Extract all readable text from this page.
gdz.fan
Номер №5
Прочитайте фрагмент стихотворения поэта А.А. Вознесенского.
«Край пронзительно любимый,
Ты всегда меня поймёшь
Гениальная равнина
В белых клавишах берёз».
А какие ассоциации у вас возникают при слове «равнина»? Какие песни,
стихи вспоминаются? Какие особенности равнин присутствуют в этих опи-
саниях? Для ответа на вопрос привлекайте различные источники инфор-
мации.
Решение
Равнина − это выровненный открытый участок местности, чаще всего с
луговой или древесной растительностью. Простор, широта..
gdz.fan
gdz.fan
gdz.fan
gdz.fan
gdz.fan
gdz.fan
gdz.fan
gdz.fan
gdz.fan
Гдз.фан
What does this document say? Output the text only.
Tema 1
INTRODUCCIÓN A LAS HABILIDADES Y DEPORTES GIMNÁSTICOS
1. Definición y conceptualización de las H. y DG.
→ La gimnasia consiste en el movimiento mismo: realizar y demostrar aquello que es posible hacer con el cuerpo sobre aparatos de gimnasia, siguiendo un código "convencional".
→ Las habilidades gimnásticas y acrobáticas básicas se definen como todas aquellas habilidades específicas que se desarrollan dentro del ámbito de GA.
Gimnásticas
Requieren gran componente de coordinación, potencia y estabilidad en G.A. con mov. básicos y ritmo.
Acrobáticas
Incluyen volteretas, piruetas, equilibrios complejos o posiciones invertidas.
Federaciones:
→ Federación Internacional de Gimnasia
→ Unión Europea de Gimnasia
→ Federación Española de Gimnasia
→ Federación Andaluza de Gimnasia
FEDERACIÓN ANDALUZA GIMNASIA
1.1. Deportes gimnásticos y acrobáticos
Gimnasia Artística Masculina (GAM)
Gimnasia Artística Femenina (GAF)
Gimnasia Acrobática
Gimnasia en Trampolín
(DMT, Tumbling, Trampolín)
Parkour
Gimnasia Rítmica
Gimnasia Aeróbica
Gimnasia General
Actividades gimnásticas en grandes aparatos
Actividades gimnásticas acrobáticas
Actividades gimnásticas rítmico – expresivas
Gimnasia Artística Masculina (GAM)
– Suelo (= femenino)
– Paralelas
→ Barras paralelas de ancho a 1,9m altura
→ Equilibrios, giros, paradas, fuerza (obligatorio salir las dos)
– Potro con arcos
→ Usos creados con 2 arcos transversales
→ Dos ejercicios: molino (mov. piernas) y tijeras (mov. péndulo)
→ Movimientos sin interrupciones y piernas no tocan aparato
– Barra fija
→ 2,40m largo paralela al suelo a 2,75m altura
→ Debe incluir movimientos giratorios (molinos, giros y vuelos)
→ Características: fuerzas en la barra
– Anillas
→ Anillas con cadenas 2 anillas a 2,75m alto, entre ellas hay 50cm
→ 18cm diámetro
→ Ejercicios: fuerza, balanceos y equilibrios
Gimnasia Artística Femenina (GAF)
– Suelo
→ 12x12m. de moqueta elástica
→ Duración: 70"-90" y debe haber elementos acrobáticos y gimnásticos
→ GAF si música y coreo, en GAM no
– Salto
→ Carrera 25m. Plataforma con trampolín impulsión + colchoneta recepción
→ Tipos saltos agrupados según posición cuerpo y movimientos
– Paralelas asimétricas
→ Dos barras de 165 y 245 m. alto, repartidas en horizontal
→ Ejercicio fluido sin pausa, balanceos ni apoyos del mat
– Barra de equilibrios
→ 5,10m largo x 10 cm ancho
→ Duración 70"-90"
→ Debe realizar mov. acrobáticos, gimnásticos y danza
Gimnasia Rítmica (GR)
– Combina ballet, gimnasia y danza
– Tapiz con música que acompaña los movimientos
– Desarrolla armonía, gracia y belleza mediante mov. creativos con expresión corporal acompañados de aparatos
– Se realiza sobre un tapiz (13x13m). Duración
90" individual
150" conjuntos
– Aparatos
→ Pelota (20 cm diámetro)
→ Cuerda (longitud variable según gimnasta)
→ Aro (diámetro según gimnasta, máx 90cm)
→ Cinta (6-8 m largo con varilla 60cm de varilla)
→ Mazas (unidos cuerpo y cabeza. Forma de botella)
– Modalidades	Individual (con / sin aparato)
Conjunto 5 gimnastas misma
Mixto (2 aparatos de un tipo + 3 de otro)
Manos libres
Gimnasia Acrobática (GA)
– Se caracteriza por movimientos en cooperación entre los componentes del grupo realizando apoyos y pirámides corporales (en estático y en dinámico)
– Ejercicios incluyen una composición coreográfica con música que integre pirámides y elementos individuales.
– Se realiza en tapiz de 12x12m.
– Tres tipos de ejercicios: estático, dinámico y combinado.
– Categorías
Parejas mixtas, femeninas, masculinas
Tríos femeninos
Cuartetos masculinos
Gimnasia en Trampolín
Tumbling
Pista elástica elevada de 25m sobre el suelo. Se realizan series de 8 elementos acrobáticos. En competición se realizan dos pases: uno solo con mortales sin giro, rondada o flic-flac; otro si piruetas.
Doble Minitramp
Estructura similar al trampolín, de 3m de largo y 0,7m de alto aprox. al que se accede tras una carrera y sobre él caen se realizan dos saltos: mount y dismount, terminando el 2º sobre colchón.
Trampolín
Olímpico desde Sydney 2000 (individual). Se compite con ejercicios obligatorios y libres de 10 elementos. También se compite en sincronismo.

+--

◆ **GIVEN INSTRUCTION**
From the data above, gather every line that includes the word "ancho".

◆ **COMPLETED EXERCISE**
→ Barras paralelas de ancho a 1,9m altura
→ 5,10m largo x 10 cm ancho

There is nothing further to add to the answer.